Your task is to copy the material exactly.

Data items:

# # # # #

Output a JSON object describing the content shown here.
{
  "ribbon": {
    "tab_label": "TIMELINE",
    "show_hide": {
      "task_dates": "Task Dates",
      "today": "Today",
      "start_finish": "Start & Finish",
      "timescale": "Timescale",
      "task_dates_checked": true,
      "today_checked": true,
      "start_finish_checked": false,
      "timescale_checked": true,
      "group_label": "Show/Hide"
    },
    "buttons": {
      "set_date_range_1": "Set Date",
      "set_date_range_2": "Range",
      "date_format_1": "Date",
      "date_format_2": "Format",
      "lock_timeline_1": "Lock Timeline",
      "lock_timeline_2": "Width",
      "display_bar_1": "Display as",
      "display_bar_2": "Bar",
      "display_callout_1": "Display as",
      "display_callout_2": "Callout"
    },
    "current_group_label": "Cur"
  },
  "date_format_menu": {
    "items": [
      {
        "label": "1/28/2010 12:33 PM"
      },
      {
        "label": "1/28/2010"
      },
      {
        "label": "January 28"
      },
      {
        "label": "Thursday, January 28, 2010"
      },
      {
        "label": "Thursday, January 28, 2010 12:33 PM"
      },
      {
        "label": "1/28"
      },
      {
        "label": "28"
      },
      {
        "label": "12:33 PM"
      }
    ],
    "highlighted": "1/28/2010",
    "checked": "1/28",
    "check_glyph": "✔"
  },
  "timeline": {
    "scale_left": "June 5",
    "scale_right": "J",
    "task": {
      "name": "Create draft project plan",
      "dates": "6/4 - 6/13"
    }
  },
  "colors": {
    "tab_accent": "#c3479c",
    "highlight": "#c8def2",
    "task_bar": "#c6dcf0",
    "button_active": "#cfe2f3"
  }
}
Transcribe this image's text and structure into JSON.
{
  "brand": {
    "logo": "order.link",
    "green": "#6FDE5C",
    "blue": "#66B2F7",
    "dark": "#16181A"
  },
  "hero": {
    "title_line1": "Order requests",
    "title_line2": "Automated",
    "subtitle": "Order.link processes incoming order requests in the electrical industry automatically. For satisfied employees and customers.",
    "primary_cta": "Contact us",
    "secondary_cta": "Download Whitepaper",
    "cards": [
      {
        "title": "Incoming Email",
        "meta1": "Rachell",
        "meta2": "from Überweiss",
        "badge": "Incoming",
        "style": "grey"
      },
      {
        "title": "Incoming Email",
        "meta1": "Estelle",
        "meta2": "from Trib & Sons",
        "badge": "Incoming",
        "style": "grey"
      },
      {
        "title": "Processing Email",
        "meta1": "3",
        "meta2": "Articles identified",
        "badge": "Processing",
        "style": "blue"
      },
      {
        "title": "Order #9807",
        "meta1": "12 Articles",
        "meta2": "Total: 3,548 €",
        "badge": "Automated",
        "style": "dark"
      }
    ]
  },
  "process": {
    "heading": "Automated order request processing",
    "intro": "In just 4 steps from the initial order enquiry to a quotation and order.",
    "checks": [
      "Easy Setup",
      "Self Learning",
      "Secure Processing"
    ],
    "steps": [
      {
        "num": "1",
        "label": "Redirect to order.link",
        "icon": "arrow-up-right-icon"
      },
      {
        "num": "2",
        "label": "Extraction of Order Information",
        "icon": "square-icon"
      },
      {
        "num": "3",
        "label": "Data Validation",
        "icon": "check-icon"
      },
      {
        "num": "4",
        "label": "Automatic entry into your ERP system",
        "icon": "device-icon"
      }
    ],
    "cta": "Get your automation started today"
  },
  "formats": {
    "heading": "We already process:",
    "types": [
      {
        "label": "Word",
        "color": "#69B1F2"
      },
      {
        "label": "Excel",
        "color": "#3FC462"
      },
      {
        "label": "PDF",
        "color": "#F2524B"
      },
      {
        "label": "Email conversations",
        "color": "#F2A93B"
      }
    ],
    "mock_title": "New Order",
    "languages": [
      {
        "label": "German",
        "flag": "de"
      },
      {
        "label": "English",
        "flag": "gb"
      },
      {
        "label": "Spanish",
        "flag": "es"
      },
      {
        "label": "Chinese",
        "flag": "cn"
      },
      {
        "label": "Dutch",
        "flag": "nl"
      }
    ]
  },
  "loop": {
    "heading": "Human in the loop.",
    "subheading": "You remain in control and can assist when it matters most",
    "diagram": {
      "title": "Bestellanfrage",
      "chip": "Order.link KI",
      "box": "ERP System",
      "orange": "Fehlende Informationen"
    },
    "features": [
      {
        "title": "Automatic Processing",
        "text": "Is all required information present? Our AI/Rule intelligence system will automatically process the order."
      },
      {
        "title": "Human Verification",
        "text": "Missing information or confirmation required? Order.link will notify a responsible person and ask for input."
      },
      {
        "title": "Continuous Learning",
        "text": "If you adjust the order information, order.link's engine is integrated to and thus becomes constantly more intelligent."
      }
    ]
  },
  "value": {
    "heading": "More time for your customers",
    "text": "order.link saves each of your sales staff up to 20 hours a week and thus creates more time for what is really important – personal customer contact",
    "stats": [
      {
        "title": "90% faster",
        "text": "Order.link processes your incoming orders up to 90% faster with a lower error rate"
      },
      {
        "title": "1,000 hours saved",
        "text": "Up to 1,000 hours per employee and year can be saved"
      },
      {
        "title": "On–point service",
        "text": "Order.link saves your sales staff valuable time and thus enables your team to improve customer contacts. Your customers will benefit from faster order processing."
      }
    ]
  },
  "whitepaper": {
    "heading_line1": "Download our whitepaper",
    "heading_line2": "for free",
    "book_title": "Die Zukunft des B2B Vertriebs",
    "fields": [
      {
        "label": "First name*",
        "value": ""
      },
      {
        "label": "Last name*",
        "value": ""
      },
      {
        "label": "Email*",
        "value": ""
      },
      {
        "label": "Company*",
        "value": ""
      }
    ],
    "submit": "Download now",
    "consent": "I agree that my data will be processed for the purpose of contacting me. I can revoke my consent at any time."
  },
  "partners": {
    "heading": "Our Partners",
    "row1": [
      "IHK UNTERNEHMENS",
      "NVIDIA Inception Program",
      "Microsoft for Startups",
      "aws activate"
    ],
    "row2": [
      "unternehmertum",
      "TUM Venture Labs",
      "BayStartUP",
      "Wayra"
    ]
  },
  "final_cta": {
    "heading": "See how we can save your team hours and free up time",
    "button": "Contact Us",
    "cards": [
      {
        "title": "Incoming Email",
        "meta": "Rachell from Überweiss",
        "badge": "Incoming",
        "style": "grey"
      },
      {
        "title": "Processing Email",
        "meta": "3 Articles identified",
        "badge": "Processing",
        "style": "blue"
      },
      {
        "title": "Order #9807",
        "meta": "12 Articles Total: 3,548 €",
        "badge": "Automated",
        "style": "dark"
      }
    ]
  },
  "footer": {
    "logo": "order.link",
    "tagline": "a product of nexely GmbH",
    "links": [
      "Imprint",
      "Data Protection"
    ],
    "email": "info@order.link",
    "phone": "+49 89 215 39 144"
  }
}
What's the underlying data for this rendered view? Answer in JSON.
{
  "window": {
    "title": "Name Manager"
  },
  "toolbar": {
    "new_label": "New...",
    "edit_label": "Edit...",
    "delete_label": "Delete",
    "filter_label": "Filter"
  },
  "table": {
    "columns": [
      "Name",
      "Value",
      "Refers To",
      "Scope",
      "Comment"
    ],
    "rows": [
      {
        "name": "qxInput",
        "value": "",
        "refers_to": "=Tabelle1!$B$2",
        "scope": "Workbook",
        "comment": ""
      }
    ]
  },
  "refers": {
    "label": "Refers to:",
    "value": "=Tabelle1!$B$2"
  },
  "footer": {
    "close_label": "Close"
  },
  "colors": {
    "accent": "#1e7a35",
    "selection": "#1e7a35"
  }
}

# # # # #

**ANSWER**
Output a JSON object describing the content shown here.
{
  "ribbon": {
    "tab_label": "TIMELINE",
    "show_hide": {
      "task_dates": "Task Dates",
      "today": "Today",
      "start_finish": "Start & Finish",
      "timescale": "Timescale",
      "task_dates_checked": true,
      "today_checked": true,
      "start_finish_checked": false,
      "timescale_checked": true,
      "group_label": "Show/Hide"
    },
    "buttons": {
      "set_date_range_1": "Set Date",
      "set_date_range_2": "Range",
      "date_format_1": "Date",
      "date_format_2": "Format",
      "lock_timeline_1": "Lock Timeline",
      "lock_timeline_2": "Width",
      "display_bar_1": "Display as",
      "display_bar_2": "Bar",
      "display_callout_1": "Display as",
      "display_callout_2": "Callout"
    },
    "current_group_label": "Cur"
  },
  "date_format_menu": {
    "items": [
      {
        "label": "1/28/2010 12:33 PM"
      },
      {
        "label": "1/28/2010"
      },
      {
        "label": "January 28"
      },
      {
        "label": "Thursday, January 28, 2010"
      },
      {
        "label": "Thursday, January 28, 2010 12:33 PM"
      },
      {
        "label": "1/28"
      },
      {
        "label": "28"
      },
      {
        "label": "12:33 PM"
      }
    ],
    "highlighted": "1/28/2010",
    "checked": "1/28",
    "check_glyph": "✔"
  },
  "timeline": {
    "scale_left": "June 5",
    "scale_right": "J",
    "task": {
      "name": "Create draft project plan",
      "dates": "6/4 - 6/13"
    }
  },
  "colors": {
    "tab_accent": "#c3479c",
    "highlight": "#c8def2",
    "task_bar": "#c6dcf0",
    "button_active": "#cfe2f3"
  }
}
Transcribe this image's text and structure into JSON.
{
  "brand": {
    "logo": "order.link",
    "green": "#6FDE5C",
    "blue": "#66B2F7",
    "dark": "#16181A"
  },
  "hero": {
    "title_line1": "Order requests",
    "title_line2": "Automated",
    "subtitle": "Order.link processes incoming order requests in the electrical industry automatically. For satisfied employees and customers.",
    "primary_cta": "Contact us",
    "secondary_cta": "Download Whitepaper",
    "cards": [
      {
        "title": "Incoming Email",
        "meta1": "Rachell",
        "meta2": "from Überweiss",
        "badge": "Incoming",
        "style": "grey"
      },
      {
        "title": "Incoming Email",
        "meta1": "Estelle",
        "meta2": "from Trib & Sons",
        "badge": "Incoming",
        "style": "grey"
      },
      {
        "title": "Processing Email",
        "meta1": "3",
        "meta2": "Articles identified",
        "badge": "Processing",
        "style": "blue"
      },
      {
        "title": "Order #9807",
        "meta1": "12 Articles",
        "meta2": "Total: 3,548 €",
        "badge": "Automated",
        "style": "dark"
      }
    ]
  },
  "process": {
    "heading": "Automated order request processing",
    "intro": "In just 4 steps from the initial order enquiry to a quotation and order.",
    "checks": [
      "Easy Setup",
      "Self Learning",
      "Secure Processing"
    ],
    "steps": [
      {
        "num": "1",
        "label": "Redirect to order.link",
        "icon": "arrow-up-right-icon"
      },
      {
        "num": "2",
        "label": "Extraction of Order Information",
        "icon": "square-icon"
      },
      {
        "num": "3",
        "label": "Data Validation",
        "icon": "check-icon"
      },
      {
        "num": "4",
        "label": "Automatic entry into your ERP system",
        "icon": "device-icon"
      }
    ],
    "cta": "Get your automation started today"
  },
  "formats": {
    "heading": "We already process:",
    "types": [
      {
        "label": "Word",
        "color": "#69B1F2"
      },
      {
        "label": "Excel",
        "color": "#3FC462"
      },
      {
        "label": "PDF",
        "color": "#F2524B"
      },
      {
        "label": "Email conversations",
        "color": "#F2A93B"
      }
    ],
    "mock_title": "New Order",
    "languages": [
      {
        "label": "German",
        "flag": "de"
      },
      {
        "label": "English",
        "flag": "gb"
      },
      {
        "label": "Spanish",
        "flag": "es"
      },
      {
        "label": "Chinese",
        "flag": "cn"
      },
      {
        "label": "Dutch",
        "flag": "nl"
      }
    ]
  },
  "loop": {
    "heading": "Human in the loop.",
    "subheading": "You remain in control and can assist when it matters most",
    "diagram": {
      "title": "Bestellanfrage",
      "chip": "Order.link KI",
      "box": "ERP System",
      "orange": "Fehlende Informationen"
    },
    "features": [
      {
        "title": "Automatic Processing",
        "text": "Is all required information present? Our AI/Rule intelligence system will automatically process the order."
      },
      {
        "title": "Human Verification",
        "text": "Missing information or confirmation required? Order.link will notify a responsible person and ask for input."
      },
      {
        "title": "Continuous Learning",
        "text": "If you adjust the order information, order.link's engine is integrated to and thus becomes constantly more intelligent."
      }
    ]
  },
  "value": {
    "heading": "More time for your customers",
    "text": "order.link saves each of your sales staff up to 20 hours a week and thus creates more time for what is really important – personal customer contact",
    "stats": [
      {
        "title": "90% faster",
        "text": "Order.link processes your incoming orders up to 90% faster with a lower error rate"
      },
      {
        "title": "1,000 hours saved",
        "text": "Up to 1,000 hours per employee and year can be saved"
      },
      {
        "title": "On–point service",
        "text": "Order.link saves your sales staff valuable time and thus enables your team to improve customer contacts. Your customers will benefit from faster order processing."
      }
    ]
  },
  "whitepaper": {
    "heading_line1": "Download our whitepaper",
    "heading_line2": "for free",
    "book_title": "Die Zukunft des B2B Vertriebs",
    "fields": [
      {
        "label": "First name*",
        "value": ""
      },
      {
        "label": "Last name*",
        "value": ""
      },
      {
        "label": "Email*",
        "value": ""
      },
      {
        "label": "Company*",
        "value": ""
      }
    ],
    "submit": "Download now",
    "consent": "I agree that my data will be processed for the purpose of contacting me. I can revoke my consent at any time."
  },
  "partners": {
    "heading": "Our Partners",
    "row1": [
      "IHK UNTERNEHMENS",
      "NVIDIA Inception Program",
      "Microsoft for Startups",
      "aws activate"
    ],
    "row2": [
      "unternehmertum",
      "TUM Venture Labs",
      "BayStartUP",
      "Wayra"
    ]
  },
  "final_cta": {
    "heading": "See how we can save your team hours and free up time",
    "button": "Contact Us",
    "cards": [
      {
        "title": "Incoming Email",
        "meta": "Rachell from Überweiss",
        "badge": "Incoming",
        "style": "grey"
      },
      {
        "title": "Processing Email",
        "meta": "3 Articles identified",
        "badge": "Processing",
        "style": "blue"
      },
      {
        "title": "Order #9807",
        "meta": "12 Articles Total: 3,548 €",
        "badge": "Automated",
        "style": "dark"
      }
    ]
  },
  "footer": {
    "logo": "order.link",
    "tagline": "a product of nexely GmbH",
    "links": [
      "Imprint",
      "Data Protection"
    ],
    "email": "info@order.link",
    "phone": "+49 89 215 39 144"
  }
}
What's the underlying data for this rendered view? Answer in JSON.
{
  "window": {
    "title": "Name Manager"
  },
  "toolbar": {
    "new_label": "New...",
    "edit_label": "Edit...",
    "delete_label": "Delete",
    "filter_label": "Filter"
  },
  "table": {
    "columns": [
      "Name",
      "Value",
      "Refers To",
      "Scope",
      "Comment"
    ],
    "rows": [
      {
        "name": "qxInput",
        "value": "",
        "refers_to": "=Tabelle1!$B$2",
        "scope": "Workbook",
        "comment": ""
      }
    ]
  },
  "refers": {
    "label": "Refers to:",
    "value": "=Tabelle1!$B$2"
  },
  "footer": {
    "close_label": "Close"
  },
  "colors": {
    "accent": "#1e7a35",
    "selection": "#1e7a35"
  }
}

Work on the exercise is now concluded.